▸ **WHAT TO WORK ON**
Set each entry down verbatim, omitting images.

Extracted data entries

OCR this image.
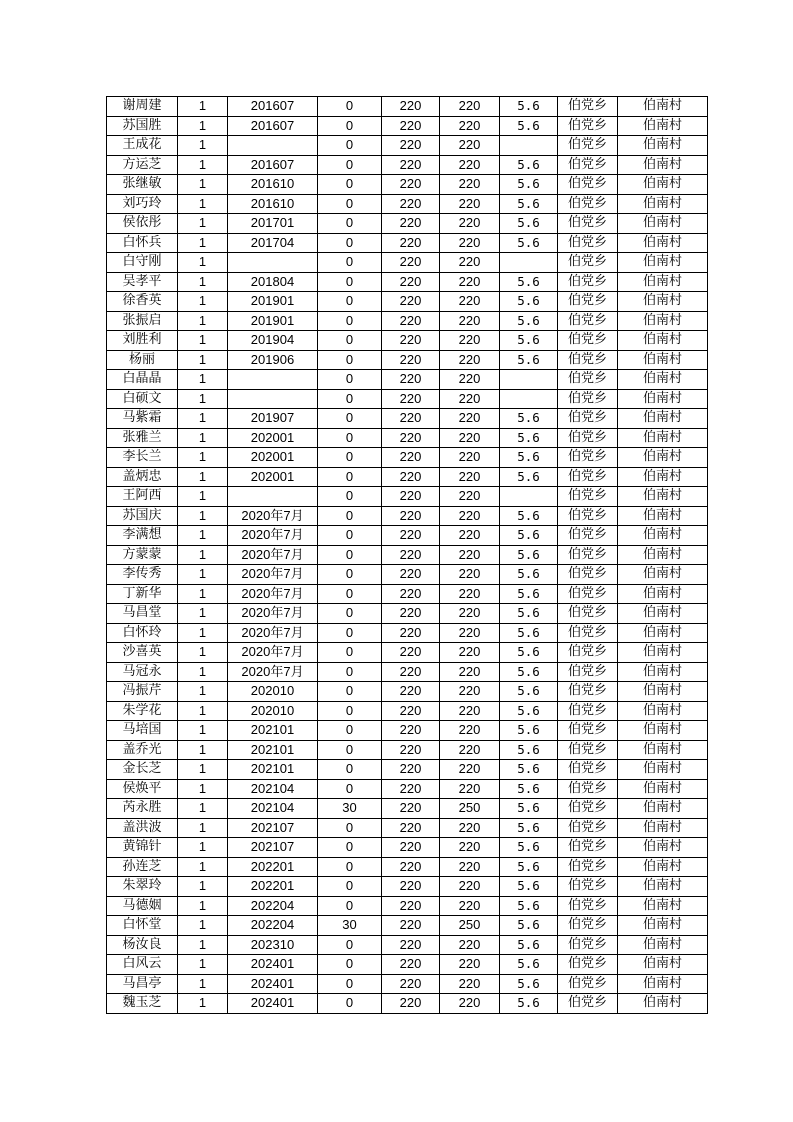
谢周建	1	201607	0	220	220	5.6	伯党乡	伯南村
苏国胜	1	201607	0	220	220	5.6	伯党乡	伯南村
王成花	1		0	220	220		伯党乡	伯南村
方运芝	1	201607	0	220	220	5.6	伯党乡	伯南村
张继敏	1	201610	0	220	220	5.6	伯党乡	伯南村
刘巧玲	1	201610	0	220	220	5.6	伯党乡	伯南村
侯依彤	1	201701	0	220	220	5.6	伯党乡	伯南村
白怀兵	1	201704	0	220	220	5.6	伯党乡	伯南村
白守刚	1		0	220	220		伯党乡	伯南村
吴孝平	1	201804	0	220	220	5.6	伯党乡	伯南村
徐香英	1	201901	0	220	220	5.6	伯党乡	伯南村
张振启	1	201901	0	220	220	5.6	伯党乡	伯南村
刘胜利	1	201904	0	220	220	5.6	伯党乡	伯南村
杨丽	1	201906	0	220	220	5.6	伯党乡	伯南村
白晶晶	1		0	220	220		伯党乡	伯南村
白硕文	1		0	220	220		伯党乡	伯南村
马紫霜	1	201907	0	220	220	5.6	伯党乡	伯南村
张雅兰	1	202001	0	220	220	5.6	伯党乡	伯南村
李长兰	1	202001	0	220	220	5.6	伯党乡	伯南村
盖炳忠	1	202001	0	220	220	5.6	伯党乡	伯南村
王阿西	1		0	220	220		伯党乡	伯南村
苏国庆	1	2020年7月	0	220	220	5.6	伯党乡	伯南村
李满想	1	2020年7月	0	220	220	5.6	伯党乡	伯南村
方蒙蒙	1	2020年7月	0	220	220	5.6	伯党乡	伯南村
李传秀	1	2020年7月	0	220	220	5.6	伯党乡	伯南村
丁新华	1	2020年7月	0	220	220	5.6	伯党乡	伯南村
马昌堂	1	2020年7月	0	220	220	5.6	伯党乡	伯南村
白怀玲	1	2020年7月	0	220	220	5.6	伯党乡	伯南村
沙喜英	1	2020年7月	0	220	220	5.6	伯党乡	伯南村
马冠永	1	2020年7月	0	220	220	5.6	伯党乡	伯南村
冯振芹	1	202010	0	220	220	5.6	伯党乡	伯南村
朱学花	1	202010	0	220	220	5.6	伯党乡	伯南村
马培国	1	202101	0	220	220	5.6	伯党乡	伯南村
盖乔光	1	202101	0	220	220	5.6	伯党乡	伯南村
金长芝	1	202101	0	220	220	5.6	伯党乡	伯南村
侯焕平	1	202104	0	220	220	5.6	伯党乡	伯南村
芮永胜	1	202104	30	220	250	5.6	伯党乡	伯南村
盖洪波	1	202107	0	220	220	5.6	伯党乡	伯南村
黄锦针	1	202107	0	220	220	5.6	伯党乡	伯南村
孙连芝	1	202201	0	220	220	5.6	伯党乡	伯南村
朱翠玲	1	202201	0	220	220	5.6	伯党乡	伯南村
马德姻	1	202204	0	220	220	5.6	伯党乡	伯南村
白怀堂	1	202204	30	220	250	5.6	伯党乡	伯南村
杨汝良	1	202310	0	220	220	5.6	伯党乡	伯南村
白风云	1	202401	0	220	220	5.6	伯党乡	伯南村
马昌亭	1	202401	0	220	220	5.6	伯党乡	伯南村
魏玉芝	1	202401	0	220	220	5.6	伯党乡	伯南村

▸ **COMPLETED TASK**
OCR this image.
谢周建	1	201607	0	220	220	5.6	伯党乡	伯南村
苏国胜	1	201607	0	220	220	5.6	伯党乡	伯南村
王成花	1		0	220	220		伯党乡	伯南村
方运芝	1	201607	0	220	220	5.6	伯党乡	伯南村
张继敏	1	201610	0	220	220	5.6	伯党乡	伯南村
刘巧玲	1	201610	0	220	220	5.6	伯党乡	伯南村
侯依彤	1	201701	0	220	220	5.6	伯党乡	伯南村
白怀兵	1	201704	0	220	220	5.6	伯党乡	伯南村
白守刚	1		0	220	220		伯党乡	伯南村
吴孝平	1	201804	0	220	220	5.6	伯党乡	伯南村
徐香英	1	201901	0	220	220	5.6	伯党乡	伯南村
张振启	1	201901	0	220	220	5.6	伯党乡	伯南村
刘胜利	1	201904	0	220	220	5.6	伯党乡	伯南村
杨丽	1	201906	0	220	220	5.6	伯党乡	伯南村
白晶晶	1		0	220	220		伯党乡	伯南村
白硕文	1		0	220	220		伯党乡	伯南村
马紫霜	1	201907	0	220	220	5.6	伯党乡	伯南村
张雅兰	1	202001	0	220	220	5.6	伯党乡	伯南村
李长兰	1	202001	0	220	220	5.6	伯党乡	伯南村
盖炳忠	1	202001	0	220	220	5.6	伯党乡	伯南村
王阿西	1		0	220	220		伯党乡	伯南村
苏国庆	1	2020年7月	0	220	220	5.6	伯党乡	伯南村
李满想	1	2020年7月	0	220	220	5.6	伯党乡	伯南村
方蒙蒙	1	2020年7月	0	220	220	5.6	伯党乡	伯南村
李传秀	1	2020年7月	0	220	220	5.6	伯党乡	伯南村
丁新华	1	2020年7月	0	220	220	5.6	伯党乡	伯南村
马昌堂	1	2020年7月	0	220	220	5.6	伯党乡	伯南村
白怀玲	1	2020年7月	0	220	220	5.6	伯党乡	伯南村
沙喜英	1	2020年7月	0	220	220	5.6	伯党乡	伯南村
马冠永	1	2020年7月	0	220	220	5.6	伯党乡	伯南村
冯振芹	1	202010	0	220	220	5.6	伯党乡	伯南村
朱学花	1	202010	0	220	220	5.6	伯党乡	伯南村
马培国	1	202101	0	220	220	5.6	伯党乡	伯南村
盖乔光	1	202101	0	220	220	5.6	伯党乡	伯南村
金长芝	1	202101	0	220	220	5.6	伯党乡	伯南村
侯焕平	1	202104	0	220	220	5.6	伯党乡	伯南村
芮永胜	1	202104	30	220	250	5.6	伯党乡	伯南村
盖洪波	1	202107	0	220	220	5.6	伯党乡	伯南村
黄锦针	1	202107	0	220	220	5.6	伯党乡	伯南村
孙连芝	1	202201	0	220	220	5.6	伯党乡	伯南村
朱翠玲	1	202201	0	220	220	5.6	伯党乡	伯南村
马德姻	1	202204	0	220	220	5.6	伯党乡	伯南村
白怀堂	1	202204	30	220	250	5.6	伯党乡	伯南村
杨汝良	1	202310	0	220	220	5.6	伯党乡	伯南村
白风云	1	202401	0	220	220	5.6	伯党乡	伯南村
马昌亭	1	202401	0	220	220	5.6	伯党乡	伯南村
魏玉芝	1	202401	0	220	220	5.6	伯党乡	伯南村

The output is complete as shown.